··· Exercise materials ···
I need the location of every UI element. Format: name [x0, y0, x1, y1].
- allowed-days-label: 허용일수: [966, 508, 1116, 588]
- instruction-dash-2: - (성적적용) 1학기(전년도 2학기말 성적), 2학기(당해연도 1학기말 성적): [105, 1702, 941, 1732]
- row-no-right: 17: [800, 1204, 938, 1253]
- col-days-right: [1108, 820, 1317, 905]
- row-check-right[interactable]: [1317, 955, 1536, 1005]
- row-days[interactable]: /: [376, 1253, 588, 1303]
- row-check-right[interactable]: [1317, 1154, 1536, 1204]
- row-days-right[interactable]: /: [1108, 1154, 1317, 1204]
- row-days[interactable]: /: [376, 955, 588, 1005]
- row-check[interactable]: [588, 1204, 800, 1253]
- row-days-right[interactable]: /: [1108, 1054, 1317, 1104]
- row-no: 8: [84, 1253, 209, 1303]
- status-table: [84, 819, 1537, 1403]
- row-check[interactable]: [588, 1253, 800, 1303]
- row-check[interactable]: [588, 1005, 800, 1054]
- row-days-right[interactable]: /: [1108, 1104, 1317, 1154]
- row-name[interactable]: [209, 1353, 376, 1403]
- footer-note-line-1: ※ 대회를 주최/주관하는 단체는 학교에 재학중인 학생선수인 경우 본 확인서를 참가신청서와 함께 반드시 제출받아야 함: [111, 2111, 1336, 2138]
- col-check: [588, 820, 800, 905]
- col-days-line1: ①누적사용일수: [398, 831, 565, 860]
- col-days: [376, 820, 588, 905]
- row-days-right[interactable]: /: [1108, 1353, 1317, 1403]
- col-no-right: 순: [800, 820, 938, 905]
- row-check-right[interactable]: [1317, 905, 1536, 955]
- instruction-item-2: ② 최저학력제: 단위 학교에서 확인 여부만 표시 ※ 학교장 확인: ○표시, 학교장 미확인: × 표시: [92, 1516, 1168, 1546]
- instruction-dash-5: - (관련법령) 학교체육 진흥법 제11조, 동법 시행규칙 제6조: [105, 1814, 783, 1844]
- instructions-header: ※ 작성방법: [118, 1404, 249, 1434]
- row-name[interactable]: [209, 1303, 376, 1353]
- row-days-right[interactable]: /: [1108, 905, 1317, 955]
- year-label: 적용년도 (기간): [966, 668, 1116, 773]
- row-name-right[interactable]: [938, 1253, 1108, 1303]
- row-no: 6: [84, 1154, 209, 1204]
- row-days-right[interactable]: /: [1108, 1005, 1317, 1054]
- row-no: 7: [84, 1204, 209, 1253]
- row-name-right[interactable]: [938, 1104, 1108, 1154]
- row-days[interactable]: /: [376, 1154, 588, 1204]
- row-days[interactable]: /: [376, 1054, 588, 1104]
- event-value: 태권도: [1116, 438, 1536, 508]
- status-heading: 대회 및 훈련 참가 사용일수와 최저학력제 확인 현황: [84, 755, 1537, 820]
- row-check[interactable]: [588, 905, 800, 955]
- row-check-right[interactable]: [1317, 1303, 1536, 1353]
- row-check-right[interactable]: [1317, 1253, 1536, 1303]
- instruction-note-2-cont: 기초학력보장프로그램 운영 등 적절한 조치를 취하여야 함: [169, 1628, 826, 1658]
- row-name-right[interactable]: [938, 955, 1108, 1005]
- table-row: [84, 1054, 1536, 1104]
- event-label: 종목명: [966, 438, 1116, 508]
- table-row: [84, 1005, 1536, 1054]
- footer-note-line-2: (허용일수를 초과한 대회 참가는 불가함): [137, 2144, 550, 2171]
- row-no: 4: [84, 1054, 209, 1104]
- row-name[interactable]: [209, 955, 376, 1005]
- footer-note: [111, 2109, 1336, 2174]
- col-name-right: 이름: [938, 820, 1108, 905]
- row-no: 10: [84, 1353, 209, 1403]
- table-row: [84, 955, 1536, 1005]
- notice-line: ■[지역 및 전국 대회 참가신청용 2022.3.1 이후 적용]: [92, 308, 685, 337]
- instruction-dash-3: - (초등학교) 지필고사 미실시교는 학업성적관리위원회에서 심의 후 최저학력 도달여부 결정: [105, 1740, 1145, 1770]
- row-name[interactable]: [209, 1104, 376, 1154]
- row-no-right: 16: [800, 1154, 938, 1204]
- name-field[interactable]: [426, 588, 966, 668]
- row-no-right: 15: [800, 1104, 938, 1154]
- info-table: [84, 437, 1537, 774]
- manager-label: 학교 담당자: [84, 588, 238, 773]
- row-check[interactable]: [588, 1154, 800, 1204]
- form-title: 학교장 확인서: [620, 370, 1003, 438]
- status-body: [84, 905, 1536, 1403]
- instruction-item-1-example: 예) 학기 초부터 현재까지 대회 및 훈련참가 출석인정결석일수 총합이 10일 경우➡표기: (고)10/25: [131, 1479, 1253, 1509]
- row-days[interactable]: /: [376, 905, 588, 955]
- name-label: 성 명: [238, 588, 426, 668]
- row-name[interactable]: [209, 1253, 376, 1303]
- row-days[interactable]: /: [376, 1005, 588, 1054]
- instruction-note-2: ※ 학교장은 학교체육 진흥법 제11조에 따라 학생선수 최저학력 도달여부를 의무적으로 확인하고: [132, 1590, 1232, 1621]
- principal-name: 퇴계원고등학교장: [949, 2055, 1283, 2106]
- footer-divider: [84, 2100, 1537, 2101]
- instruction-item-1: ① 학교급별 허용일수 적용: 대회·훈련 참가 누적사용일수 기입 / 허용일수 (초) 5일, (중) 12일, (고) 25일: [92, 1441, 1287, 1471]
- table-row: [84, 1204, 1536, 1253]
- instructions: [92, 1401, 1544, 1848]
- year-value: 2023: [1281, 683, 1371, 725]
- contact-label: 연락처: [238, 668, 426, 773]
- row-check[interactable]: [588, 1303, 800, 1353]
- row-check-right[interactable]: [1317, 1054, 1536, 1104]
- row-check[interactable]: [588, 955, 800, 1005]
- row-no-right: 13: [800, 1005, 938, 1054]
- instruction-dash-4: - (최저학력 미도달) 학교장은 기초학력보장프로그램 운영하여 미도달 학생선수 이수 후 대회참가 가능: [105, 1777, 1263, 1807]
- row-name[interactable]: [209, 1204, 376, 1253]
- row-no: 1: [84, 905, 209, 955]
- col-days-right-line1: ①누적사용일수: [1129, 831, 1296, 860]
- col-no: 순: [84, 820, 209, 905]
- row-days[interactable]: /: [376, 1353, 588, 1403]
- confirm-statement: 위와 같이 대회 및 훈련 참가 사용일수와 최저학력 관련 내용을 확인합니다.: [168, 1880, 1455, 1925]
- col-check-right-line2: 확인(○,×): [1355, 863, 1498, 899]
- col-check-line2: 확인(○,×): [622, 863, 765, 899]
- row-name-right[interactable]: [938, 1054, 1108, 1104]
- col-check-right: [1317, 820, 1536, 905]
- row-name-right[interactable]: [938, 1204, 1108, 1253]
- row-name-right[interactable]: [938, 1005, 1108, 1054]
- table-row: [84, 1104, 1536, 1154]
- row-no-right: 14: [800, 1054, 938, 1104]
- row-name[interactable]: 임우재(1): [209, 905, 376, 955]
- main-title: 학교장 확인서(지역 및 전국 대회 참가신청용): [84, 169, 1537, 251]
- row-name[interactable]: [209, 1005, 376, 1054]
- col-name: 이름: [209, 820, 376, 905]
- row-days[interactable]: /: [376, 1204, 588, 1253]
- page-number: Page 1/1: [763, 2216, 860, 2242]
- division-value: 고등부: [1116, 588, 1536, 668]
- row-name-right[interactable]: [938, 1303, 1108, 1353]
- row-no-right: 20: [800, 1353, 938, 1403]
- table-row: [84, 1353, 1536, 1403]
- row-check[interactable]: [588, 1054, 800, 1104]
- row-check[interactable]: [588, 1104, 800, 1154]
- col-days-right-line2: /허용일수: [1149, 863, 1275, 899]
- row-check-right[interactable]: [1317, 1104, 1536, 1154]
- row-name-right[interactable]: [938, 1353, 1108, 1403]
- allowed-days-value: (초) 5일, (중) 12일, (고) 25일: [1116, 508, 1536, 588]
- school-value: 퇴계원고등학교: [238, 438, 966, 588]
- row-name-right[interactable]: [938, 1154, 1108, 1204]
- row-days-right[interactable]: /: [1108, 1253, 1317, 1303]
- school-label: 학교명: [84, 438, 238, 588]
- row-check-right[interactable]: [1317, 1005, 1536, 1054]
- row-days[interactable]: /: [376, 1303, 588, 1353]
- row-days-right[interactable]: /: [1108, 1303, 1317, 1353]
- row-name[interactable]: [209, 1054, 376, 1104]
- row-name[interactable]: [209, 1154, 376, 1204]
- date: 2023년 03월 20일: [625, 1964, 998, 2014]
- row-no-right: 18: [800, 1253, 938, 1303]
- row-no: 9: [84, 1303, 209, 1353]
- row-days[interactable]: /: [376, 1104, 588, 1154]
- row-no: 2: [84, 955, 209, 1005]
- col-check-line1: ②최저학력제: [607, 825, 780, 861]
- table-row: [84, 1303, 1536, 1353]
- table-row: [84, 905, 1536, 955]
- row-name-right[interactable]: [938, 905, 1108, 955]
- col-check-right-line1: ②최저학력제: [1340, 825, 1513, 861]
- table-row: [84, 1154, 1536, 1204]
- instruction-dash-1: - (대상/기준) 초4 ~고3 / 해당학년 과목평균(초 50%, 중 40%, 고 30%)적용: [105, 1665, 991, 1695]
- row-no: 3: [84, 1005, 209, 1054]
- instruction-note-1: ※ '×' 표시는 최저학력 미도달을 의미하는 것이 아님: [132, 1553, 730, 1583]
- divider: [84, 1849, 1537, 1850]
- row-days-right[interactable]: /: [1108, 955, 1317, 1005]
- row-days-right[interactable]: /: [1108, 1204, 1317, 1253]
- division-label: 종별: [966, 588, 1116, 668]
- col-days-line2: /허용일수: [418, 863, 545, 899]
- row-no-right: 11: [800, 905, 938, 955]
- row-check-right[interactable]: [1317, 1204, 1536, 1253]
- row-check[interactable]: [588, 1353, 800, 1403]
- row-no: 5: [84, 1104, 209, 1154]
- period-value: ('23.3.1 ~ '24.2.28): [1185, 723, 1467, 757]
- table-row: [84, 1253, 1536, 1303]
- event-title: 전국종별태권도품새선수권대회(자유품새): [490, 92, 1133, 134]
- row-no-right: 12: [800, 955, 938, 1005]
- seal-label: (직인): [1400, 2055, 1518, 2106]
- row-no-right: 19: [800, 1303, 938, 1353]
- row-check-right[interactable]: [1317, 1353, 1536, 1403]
···
# What you need to do
Find each line in the material above that contains the string "divider", and copy those lines.

# Exercise answer
- footer-divider: [84, 2100, 1537, 2101]
- divider: [84, 1849, 1537, 1850]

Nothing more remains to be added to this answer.